> **Task**:
Gather all lines with the word "höchstens" in them.
################
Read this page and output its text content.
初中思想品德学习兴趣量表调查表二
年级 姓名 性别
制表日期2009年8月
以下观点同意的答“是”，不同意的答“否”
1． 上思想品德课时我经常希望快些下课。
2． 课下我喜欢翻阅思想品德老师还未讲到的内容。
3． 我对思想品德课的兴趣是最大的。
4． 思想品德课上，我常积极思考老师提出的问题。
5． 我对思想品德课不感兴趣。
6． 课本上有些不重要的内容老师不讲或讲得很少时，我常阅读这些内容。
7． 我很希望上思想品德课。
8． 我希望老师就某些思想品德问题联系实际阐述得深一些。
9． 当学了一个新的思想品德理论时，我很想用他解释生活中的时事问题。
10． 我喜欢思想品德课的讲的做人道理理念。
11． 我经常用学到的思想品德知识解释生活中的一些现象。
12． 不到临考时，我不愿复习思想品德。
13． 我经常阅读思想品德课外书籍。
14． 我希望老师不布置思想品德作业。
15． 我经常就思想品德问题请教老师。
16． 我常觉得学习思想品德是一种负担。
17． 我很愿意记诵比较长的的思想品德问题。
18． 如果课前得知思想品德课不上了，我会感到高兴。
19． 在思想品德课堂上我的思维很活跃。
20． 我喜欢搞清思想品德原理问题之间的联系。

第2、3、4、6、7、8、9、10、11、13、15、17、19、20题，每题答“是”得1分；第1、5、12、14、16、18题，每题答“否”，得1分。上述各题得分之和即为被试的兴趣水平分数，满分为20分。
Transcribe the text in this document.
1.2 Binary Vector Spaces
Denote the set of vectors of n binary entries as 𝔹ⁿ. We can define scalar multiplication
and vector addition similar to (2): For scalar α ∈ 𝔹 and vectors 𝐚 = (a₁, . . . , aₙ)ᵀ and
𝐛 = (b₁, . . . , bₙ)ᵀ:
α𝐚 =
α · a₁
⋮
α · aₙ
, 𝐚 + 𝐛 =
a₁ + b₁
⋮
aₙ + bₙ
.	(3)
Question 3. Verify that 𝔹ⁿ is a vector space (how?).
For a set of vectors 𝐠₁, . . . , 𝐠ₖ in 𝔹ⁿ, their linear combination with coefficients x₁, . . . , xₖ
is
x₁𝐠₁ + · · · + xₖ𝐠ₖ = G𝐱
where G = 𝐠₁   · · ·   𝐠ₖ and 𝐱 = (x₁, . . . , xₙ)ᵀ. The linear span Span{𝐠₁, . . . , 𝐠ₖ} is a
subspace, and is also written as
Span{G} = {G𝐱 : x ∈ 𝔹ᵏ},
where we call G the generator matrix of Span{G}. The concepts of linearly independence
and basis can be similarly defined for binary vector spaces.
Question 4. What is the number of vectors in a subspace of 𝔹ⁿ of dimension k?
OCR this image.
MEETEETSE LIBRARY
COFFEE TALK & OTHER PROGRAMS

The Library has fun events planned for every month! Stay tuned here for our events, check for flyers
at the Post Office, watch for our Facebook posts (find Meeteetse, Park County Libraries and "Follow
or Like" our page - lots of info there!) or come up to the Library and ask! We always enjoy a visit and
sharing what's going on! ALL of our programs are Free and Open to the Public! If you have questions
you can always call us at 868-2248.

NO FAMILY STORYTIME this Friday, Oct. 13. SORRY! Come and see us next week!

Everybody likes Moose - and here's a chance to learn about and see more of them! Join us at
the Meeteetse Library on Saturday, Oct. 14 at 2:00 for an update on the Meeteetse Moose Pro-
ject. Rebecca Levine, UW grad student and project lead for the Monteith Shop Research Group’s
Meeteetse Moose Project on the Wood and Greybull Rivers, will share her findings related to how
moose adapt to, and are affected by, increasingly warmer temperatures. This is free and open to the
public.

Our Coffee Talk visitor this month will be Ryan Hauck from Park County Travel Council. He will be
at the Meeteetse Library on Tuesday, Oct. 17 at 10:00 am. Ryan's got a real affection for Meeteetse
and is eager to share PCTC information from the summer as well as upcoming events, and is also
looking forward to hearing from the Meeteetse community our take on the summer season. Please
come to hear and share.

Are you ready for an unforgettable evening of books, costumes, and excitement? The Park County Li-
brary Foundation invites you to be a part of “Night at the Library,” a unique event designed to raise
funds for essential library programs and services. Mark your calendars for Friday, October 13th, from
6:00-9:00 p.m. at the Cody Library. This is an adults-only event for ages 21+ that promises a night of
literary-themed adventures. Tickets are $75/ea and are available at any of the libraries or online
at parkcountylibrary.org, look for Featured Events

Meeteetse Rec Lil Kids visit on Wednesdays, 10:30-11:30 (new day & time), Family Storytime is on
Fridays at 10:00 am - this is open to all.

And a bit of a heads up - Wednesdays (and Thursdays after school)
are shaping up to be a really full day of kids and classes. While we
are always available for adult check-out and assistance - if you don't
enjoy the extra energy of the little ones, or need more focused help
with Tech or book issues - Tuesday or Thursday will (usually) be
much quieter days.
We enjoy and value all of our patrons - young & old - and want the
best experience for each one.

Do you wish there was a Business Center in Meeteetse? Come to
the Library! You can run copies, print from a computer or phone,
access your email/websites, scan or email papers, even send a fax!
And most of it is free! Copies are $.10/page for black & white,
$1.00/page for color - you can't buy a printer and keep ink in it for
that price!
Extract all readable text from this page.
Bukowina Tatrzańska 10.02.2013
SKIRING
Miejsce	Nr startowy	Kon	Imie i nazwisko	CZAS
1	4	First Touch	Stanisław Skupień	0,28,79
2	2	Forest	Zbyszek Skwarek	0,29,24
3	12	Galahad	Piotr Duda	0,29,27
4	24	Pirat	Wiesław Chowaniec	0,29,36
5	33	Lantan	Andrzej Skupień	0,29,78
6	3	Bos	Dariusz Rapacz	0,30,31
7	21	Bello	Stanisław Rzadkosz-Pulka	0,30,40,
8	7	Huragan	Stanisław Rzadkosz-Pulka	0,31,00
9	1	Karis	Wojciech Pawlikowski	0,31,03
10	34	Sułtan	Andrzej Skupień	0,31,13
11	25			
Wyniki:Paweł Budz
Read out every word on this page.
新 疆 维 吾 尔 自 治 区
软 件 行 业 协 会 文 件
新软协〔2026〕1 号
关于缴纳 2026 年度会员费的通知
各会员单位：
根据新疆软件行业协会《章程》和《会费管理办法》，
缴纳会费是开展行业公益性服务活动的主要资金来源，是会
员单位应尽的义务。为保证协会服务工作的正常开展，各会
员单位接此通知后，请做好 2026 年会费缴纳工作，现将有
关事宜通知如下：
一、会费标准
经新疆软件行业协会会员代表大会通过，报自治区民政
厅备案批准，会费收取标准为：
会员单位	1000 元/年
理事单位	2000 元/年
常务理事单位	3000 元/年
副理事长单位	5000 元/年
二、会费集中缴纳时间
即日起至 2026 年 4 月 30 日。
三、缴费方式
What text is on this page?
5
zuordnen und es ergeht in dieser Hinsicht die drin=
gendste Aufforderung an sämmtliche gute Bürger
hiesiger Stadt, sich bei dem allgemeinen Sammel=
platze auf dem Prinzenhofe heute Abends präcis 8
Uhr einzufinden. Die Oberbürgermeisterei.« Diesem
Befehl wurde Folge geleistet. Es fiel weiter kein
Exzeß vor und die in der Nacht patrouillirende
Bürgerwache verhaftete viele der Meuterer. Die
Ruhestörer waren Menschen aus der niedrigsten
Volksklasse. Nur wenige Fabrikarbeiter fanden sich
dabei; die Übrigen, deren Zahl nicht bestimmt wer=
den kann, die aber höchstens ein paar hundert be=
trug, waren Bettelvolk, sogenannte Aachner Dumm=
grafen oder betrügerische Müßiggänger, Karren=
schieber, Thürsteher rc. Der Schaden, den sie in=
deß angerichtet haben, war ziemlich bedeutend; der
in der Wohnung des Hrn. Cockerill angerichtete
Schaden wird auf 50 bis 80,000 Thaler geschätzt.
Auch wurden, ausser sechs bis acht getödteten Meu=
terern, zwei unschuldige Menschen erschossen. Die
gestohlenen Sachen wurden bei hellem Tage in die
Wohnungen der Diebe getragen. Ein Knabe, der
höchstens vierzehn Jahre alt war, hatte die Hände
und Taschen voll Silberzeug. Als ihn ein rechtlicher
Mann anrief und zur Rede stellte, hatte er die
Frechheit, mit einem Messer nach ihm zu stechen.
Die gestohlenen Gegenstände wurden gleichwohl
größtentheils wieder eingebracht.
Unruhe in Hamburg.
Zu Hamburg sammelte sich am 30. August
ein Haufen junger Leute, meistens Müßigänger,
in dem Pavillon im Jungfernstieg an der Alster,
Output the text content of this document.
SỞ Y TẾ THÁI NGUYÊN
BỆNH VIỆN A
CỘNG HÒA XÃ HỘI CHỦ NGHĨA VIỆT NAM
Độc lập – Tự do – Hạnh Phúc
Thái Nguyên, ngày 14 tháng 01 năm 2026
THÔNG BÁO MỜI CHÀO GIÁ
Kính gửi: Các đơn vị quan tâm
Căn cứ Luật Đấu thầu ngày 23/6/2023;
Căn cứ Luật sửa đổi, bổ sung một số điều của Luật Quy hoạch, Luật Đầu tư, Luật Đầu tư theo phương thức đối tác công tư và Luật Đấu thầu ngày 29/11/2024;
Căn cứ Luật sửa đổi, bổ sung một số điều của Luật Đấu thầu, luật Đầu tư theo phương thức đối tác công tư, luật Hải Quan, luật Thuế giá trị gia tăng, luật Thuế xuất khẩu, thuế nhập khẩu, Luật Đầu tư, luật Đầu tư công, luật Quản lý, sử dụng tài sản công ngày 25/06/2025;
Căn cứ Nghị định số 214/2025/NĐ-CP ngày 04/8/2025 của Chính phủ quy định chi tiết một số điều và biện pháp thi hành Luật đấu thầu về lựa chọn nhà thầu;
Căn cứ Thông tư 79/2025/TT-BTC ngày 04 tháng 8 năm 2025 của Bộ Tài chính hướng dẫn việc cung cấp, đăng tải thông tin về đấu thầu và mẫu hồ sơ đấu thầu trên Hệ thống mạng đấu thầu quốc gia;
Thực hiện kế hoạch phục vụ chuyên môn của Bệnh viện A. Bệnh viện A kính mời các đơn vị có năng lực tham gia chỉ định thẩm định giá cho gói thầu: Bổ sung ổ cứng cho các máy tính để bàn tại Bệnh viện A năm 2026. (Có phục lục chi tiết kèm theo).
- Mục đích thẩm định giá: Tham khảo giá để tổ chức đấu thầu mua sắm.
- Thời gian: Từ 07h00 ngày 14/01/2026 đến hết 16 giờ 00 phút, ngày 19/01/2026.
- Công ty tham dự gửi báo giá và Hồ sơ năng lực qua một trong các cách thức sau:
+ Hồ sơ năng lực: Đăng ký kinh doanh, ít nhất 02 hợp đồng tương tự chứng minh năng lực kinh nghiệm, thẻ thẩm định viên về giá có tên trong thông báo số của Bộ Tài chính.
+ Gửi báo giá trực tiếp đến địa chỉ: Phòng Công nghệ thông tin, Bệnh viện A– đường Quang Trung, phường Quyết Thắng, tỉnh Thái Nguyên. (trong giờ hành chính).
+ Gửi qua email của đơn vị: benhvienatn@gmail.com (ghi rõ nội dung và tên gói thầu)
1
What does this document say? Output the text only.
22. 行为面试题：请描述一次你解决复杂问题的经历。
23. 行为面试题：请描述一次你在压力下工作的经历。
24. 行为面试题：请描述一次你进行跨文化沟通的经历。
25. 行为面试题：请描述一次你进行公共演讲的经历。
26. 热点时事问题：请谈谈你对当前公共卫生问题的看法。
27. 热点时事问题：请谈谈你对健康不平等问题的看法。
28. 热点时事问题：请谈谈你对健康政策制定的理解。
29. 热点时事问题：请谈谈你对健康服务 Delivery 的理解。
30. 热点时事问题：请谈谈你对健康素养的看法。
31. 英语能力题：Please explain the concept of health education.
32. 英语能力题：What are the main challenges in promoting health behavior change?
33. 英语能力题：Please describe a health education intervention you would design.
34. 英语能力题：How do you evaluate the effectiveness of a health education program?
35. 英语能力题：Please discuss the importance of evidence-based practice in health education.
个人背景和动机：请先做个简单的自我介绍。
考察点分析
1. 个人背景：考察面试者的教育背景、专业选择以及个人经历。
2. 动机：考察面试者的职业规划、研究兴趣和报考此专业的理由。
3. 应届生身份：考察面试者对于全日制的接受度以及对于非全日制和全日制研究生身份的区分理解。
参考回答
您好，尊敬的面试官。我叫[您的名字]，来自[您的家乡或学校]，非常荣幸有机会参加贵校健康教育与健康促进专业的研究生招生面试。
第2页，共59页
################
> **Exercise result**:
den kann, die aber höchstens ein paar hundert be=
höchstens vierzehn Jahre alt war, hatte die Hände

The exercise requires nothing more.